Exactly repeat all the records below, omitting the images they hold.

────────────────────

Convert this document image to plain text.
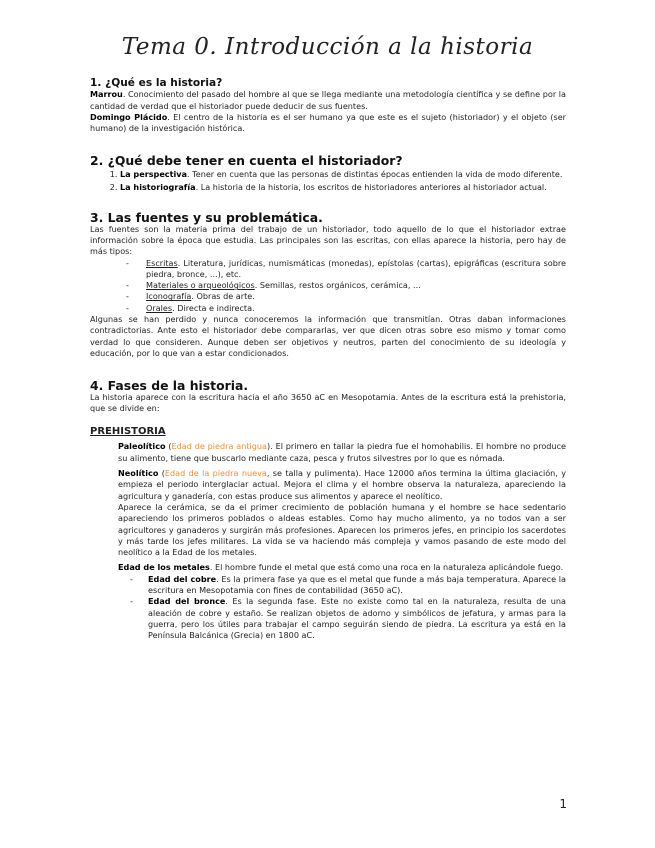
Tema 0. Introducción a la historia
1. ¿Qué es la historia?

Marrou. Conocimiento del pasado del hombre al que se llega mediante una metodología científica y se define por la cantidad de verdad que el historiador puede deducir de sus fuentes.

Domingo Plácido. El centro de la historia es el ser humano ya que este es el sujeto (historiador) y el objeto (ser humano) de la investigación histórica.

2. ¿Qué debe tener en cuenta el historiador?
1. La perspectiva. Tener en cuenta que las personas de distintas épocas entienden la vida de modo diferente.
2. La historiografía. La historia de la historia, los escritos de historiadores anteriores al historiador actual.
3. Las fuentes y su problemática.

Las fuentes son la materia prima del trabajo de un historiador, todo aquello de lo que el historiador extrae información sobre la época que estudia. Las principales son las escritas, con ellas aparece la historia, pero hay de más tipos:

- Escritas. Literatura, jurídicas, numismáticas (monedas), epístolas (cartas), epigráficas (escritura sobre piedra, bronce, ...), etc.
- Materiales o arqueológicos. Semillas, restos orgánicos, cerámica, ...
- Iconografía. Obras de arte.
- Orales. Directa e indirecta.

Algunas se han perdido y nunca conoceremos la información que transmitían. Otras daban informaciones contradictorias. Ante esto el historiador debe compararlas, ver que dicen otras sobre eso mismo y tomar como verdad lo que consideren. Aunque deben ser objetivos y neutros, parten del conocimiento de su ideología y educación, por lo que van a estar condicionados.

4. Fases de la historia.

La historia aparece con la escritura hacia el año 3650 aC en Mesopotamia. Antes de la escritura está la prehistoria, que se divide en:

PREHISTORIA

Paleolítico (Edad de piedra antigua). El primero en tallar la piedra fue el homohabilis. El hombre no produce su alimento, tiene que buscarlo mediante caza, pesca y frutos silvestres por lo que es nómada.

Neolítico (Edad de la piedra nueva, se talla y pulimenta). Hace 12000 años termina la última glaciación, y empieza el periodo interglaciar actual. Mejora el clima y el hombre observa la naturaleza, apareciendo la agricultura y ganadería, con estas produce sus alimentos y aparece el neolítico.

Aparece la cerámica, se da el primer crecimiento de población humana y el hombre se hace sedentario apareciendo los primeros poblados o aldeas estables. Como hay mucho alimento, ya no todos van a ser agricultores y ganaderos y surgirán más profesiones. Aparecen los primeros jefes, en principio los sacerdotes y más tarde los jefes militares. La vida se va haciendo más compleja y vamos pasando de este modo del neolítico a la Edad de los metales.

Edad de los metales. El hombre funde el metal que está como una roca en la naturaleza aplicándole fuego.

- Edad del cobre. Es la primera fase ya que es el metal que funde a más baja temperatura. Aparece la escritura en Mesopotamia con fines de contabilidad (3650 aC).
- Edad del bronce. Es la segunda fase. Este no existe como tal en la naturaleza, resulta de una aleación de cobre y estaño. Se realizan objetos de adorno y simbólicos de jefatura, y armas para la guerra, pero los útiles para trabajar el campo seguirán siendo de piedra. La escritura ya está en la Península Balcánica (Grecia) en 1800 aC.
1
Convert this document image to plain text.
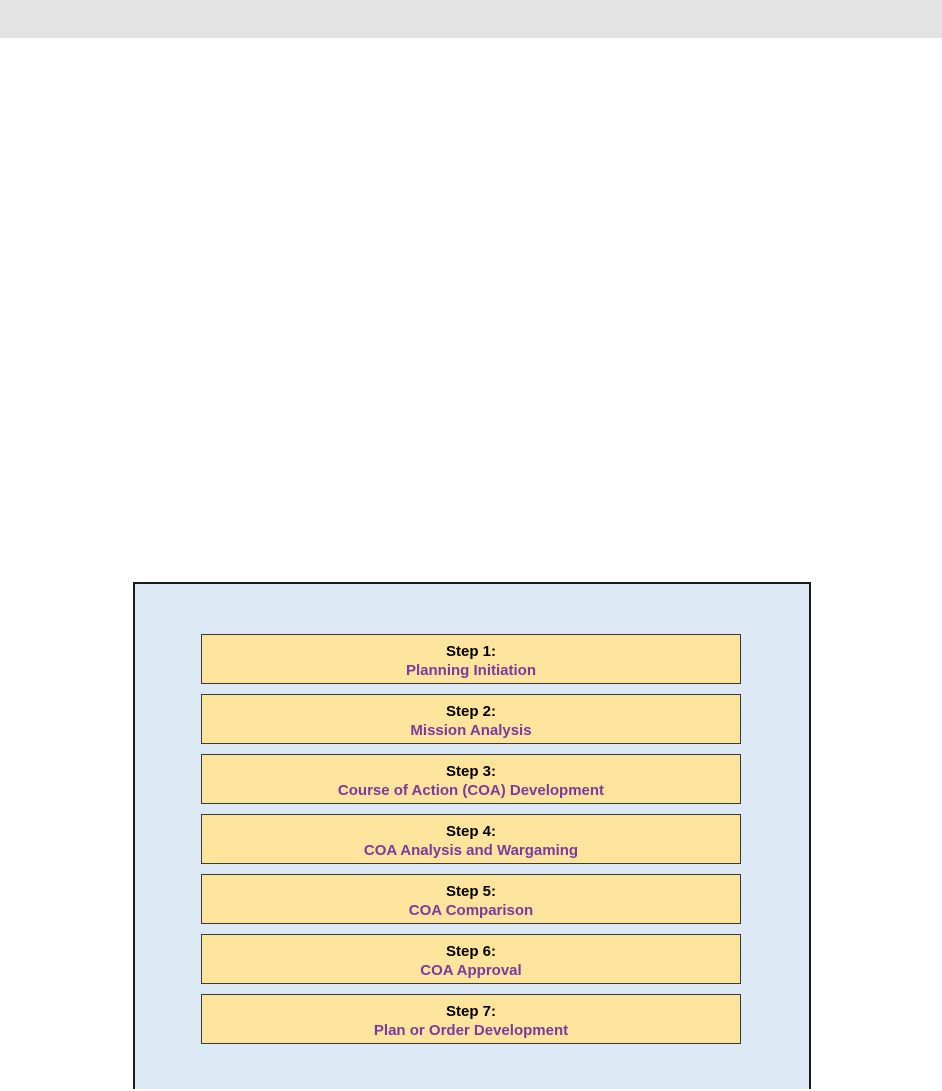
Step 1:
Planning Initiation
Step 2:
Mission Analysis
Step 3:
Course of Action (COA) Development
Step 4:
COA Analysis and Wargaming
Step 5:
COA Comparison
Step 6:
COA Approval
Step 7:
Plan or Order Development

────────────────────

SOLUTION:
Convert this document image to plain text.
Tema 0. Introducción a la historia
1. ¿Qué es la historia?

Marrou. Conocimiento del pasado del hombre al que se llega mediante una metodología científica y se define por la cantidad de verdad que el historiador puede deducir de sus fuentes.

Domingo Plácido. El centro de la historia es el ser humano ya que este es el sujeto (historiador) y el objeto (ser humano) de la investigación histórica.

2. ¿Qué debe tener en cuenta el historiador?
1. La perspectiva. Tener en cuenta que las personas de distintas épocas entienden la vida de modo diferente.
2. La historiografía. La historia de la historia, los escritos de historiadores anteriores al historiador actual.
3. Las fuentes y su problemática.

Las fuentes son la materia prima del trabajo de un historiador, todo aquello de lo que el historiador extrae información sobre la época que estudia. Las principales son las escritas, con ellas aparece la historia, pero hay de más tipos:

- Escritas. Literatura, jurídicas, numismáticas (monedas), epístolas (cartas), epigráficas (escritura sobre piedra, bronce, ...), etc.
- Materiales o arqueológicos. Semillas, restos orgánicos, cerámica, ...
- Iconografía. Obras de arte.
- Orales. Directa e indirecta.

Algunas se han perdido y nunca conoceremos la información que transmitían. Otras daban informaciones contradictorias. Ante esto el historiador debe compararlas, ver que dicen otras sobre eso mismo y tomar como verdad lo que consideren. Aunque deben ser objetivos y neutros, parten del conocimiento de su ideología y educación, por lo que van a estar condicionados.

4. Fases de la historia.

La historia aparece con la escritura hacia el año 3650 aC en Mesopotamia. Antes de la escritura está la prehistoria, que se divide en:

PREHISTORIA

Paleolítico (Edad de piedra antigua). El primero en tallar la piedra fue el homohabilis. El hombre no produce su alimento, tiene que buscarlo mediante caza, pesca y frutos silvestres por lo que es nómada.

Neolítico (Edad de la piedra nueva, se talla y pulimenta). Hace 12000 años termina la última glaciación, y empieza el periodo interglaciar actual. Mejora el clima y el hombre observa la naturaleza, apareciendo la agricultura y ganadería, con estas produce sus alimentos y aparece el neolítico.

Aparece la cerámica, se da el primer crecimiento de población humana y el hombre se hace sedentario apareciendo los primeros poblados o aldeas estables. Como hay mucho alimento, ya no todos van a ser agricultores y ganaderos y surgirán más profesiones. Aparecen los primeros jefes, en principio los sacerdotes y más tarde los jefes militares. La vida se va haciendo más compleja y vamos pasando de este modo del neolítico a la Edad de los metales.

Edad de los metales. El hombre funde el metal que está como una roca en la naturaleza aplicándole fuego.

- Edad del cobre. Es la primera fase ya que es el metal que funde a más baja temperatura. Aparece la escritura en Mesopotamia con fines de contabilidad (3650 aC).
- Edad del bronce. Es la segunda fase. Este no existe como tal en la naturaleza, resulta de una aleación de cobre y estaño. Se realizan objetos de adorno y simbólicos de jefatura, y armas para la guerra, pero los útiles para trabajar el campo seguirán siendo de piedra. La escritura ya está en la Península Balcánica (Grecia) en 1800 aC.
1
Convert this document image to plain text.
Step 1:
Planning Initiation
Step 2:
Mission Analysis
Step 3:
Course of Action (COA) Development
Step 4:
COA Analysis and Wargaming
Step 5:
COA Comparison
Step 6:
COA Approval
Step 7:
Plan or Order Development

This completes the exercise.